**EXERCISE**
Can you copy out the data exactly? Leave the images out.
--- start of EXTRACTED INFORMATION ---
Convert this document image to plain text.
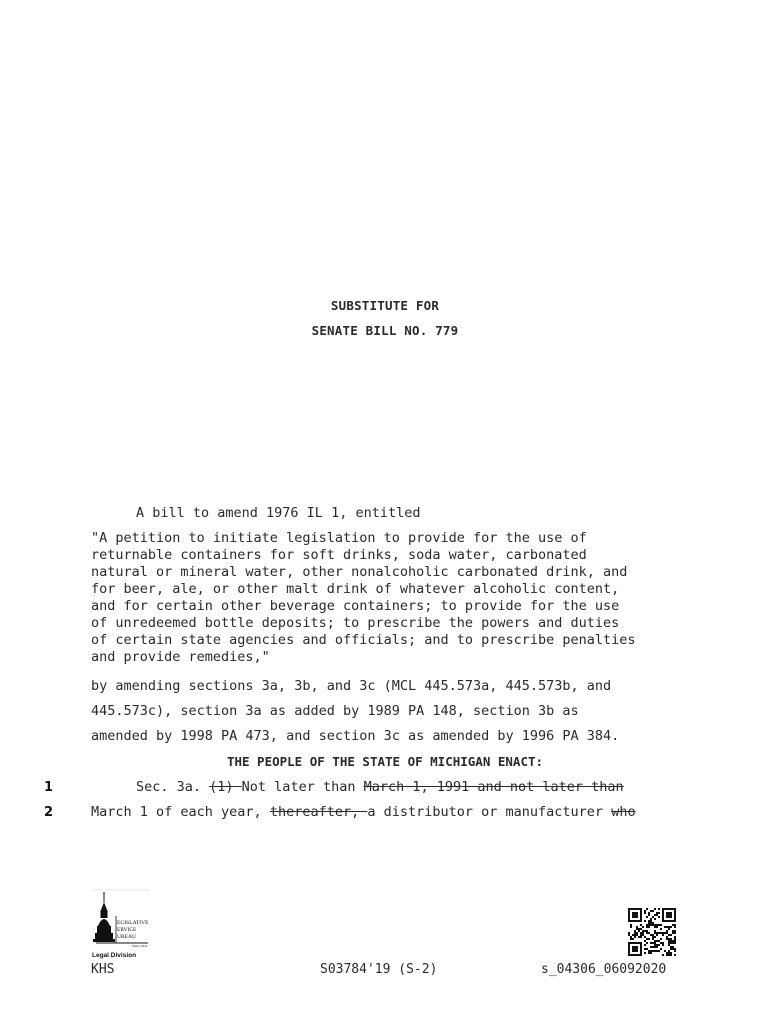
SUBSTITUTE FOR
SENATE BILL NO. 779
A bill to amend 1976 IL 1, entitled
"A petition to initiate legislation to provide for the use of
returnable containers for soft drinks, soda water, carbonated
natural or mineral water, other nonalcoholic carbonated drink, and
for beer, ale, or other malt drink of whatever alcoholic content,
and for certain other beverage containers; to provide for the use
of unredeemed bottle deposits; to prescribe the powers and duties
of certain state agencies and officials; and to prescribe penalties
and provide remedies,"
by amending sections 3a, 3b, and 3c (MCL 445.573a, 445.573b, and
445.573c), section 3a as added by 1989 PA 148, section 3b as
amended by 1998 PA 473, and section 3c as amended by 1996 PA 384.
THE PEOPLE OF THE STATE OF MICHIGAN ENACT:
1	Sec. 3a. (1) Not later than March 1, 1991 and not later than
2	March 1 of each year, thereafter, a distributor or manufacturer who
EGISLATIVE
ERVICE
UREAU
Since 1941
Legal Division
KHS	S03784'19 (S-2)	s_04306_06092020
--- end of EXTRACTED INFORMATION ---
**ANSWER TO THIS PROBLEM**
Convert this document image to plain text.
SUBSTITUTE FOR
SENATE BILL NO. 779
A bill to amend 1976 IL 1, entitled
"A petition to initiate legislation to provide for the use of
returnable containers for soft drinks, soda water, carbonated
natural or mineral water, other nonalcoholic carbonated drink, and
for beer, ale, or other malt drink of whatever alcoholic content,
and for certain other beverage containers; to provide for the use
of unredeemed bottle deposits; to prescribe the powers and duties
of certain state agencies and officials; and to prescribe penalties
and provide remedies,"
by amending sections 3a, 3b, and 3c (MCL 445.573a, 445.573b, and
445.573c), section 3a as added by 1989 PA 148, section 3b as
amended by 1998 PA 473, and section 3c as amended by 1996 PA 384.
THE PEOPLE OF THE STATE OF MICHIGAN ENACT:
1	Sec. 3a. (1) Not later than March 1, 1991 and not later than
2	March 1 of each year, thereafter, a distributor or manufacturer who
EGISLATIVE
ERVICE
UREAU
Since 1941
Legal Division
KHS	S03784'19 (S-2)	s_04306_06092020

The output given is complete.